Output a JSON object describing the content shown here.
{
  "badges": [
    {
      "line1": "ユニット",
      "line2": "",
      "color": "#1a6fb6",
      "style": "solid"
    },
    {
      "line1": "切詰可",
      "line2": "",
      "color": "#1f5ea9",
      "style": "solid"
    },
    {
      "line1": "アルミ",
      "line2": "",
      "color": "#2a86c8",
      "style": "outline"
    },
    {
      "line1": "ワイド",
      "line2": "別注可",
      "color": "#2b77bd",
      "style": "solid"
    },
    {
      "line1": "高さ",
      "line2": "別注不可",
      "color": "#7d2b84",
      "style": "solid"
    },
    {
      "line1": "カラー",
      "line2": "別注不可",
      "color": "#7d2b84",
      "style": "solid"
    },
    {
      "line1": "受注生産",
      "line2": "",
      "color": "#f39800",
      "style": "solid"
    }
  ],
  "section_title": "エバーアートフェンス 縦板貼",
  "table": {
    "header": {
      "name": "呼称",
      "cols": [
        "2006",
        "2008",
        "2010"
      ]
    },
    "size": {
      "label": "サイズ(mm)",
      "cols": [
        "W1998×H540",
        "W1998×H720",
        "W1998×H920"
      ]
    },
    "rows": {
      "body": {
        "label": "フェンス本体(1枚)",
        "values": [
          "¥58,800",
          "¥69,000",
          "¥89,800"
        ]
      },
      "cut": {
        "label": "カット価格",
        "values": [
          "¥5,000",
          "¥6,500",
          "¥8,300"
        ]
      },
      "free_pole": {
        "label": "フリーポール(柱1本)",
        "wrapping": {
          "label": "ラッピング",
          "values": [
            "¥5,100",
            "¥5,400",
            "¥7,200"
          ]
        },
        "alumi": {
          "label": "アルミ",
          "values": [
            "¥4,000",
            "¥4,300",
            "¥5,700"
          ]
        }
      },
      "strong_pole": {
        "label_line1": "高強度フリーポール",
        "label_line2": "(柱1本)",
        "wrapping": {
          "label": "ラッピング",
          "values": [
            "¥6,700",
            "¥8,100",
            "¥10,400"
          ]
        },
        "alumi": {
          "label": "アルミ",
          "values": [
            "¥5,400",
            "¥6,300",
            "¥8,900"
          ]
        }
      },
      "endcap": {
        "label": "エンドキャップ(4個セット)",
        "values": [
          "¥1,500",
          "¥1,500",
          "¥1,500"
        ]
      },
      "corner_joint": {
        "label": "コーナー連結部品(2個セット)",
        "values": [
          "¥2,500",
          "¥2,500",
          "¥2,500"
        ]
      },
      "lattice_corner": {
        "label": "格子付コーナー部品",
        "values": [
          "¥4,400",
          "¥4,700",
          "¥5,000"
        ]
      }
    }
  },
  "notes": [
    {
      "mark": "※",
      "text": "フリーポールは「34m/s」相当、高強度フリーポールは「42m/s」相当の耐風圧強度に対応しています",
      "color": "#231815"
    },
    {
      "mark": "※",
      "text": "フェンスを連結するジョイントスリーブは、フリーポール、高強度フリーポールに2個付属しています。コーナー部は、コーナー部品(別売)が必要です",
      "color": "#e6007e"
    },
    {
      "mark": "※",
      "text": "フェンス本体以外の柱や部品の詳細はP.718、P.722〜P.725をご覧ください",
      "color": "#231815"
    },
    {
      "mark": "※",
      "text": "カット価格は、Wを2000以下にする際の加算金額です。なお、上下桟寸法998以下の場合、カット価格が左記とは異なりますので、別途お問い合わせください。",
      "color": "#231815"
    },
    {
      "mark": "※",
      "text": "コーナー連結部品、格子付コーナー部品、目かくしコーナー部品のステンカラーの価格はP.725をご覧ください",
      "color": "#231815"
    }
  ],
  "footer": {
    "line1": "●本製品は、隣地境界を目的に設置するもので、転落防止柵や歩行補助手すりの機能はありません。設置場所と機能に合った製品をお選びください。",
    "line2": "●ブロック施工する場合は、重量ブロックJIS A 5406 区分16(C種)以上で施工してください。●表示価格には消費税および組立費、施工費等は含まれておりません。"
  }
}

→ **TASK BRIEF**:
Using the records above, copy every line that has the word "格子付コーナー部品" in it.

→ **RIGHT ANSWER**:
        "label": "格子付コーナー部品",
      "text": "コーナー連結部品、格子付コーナー部品、目かくしコーナー部品のステンカラーの価格はP.725をご覧ください",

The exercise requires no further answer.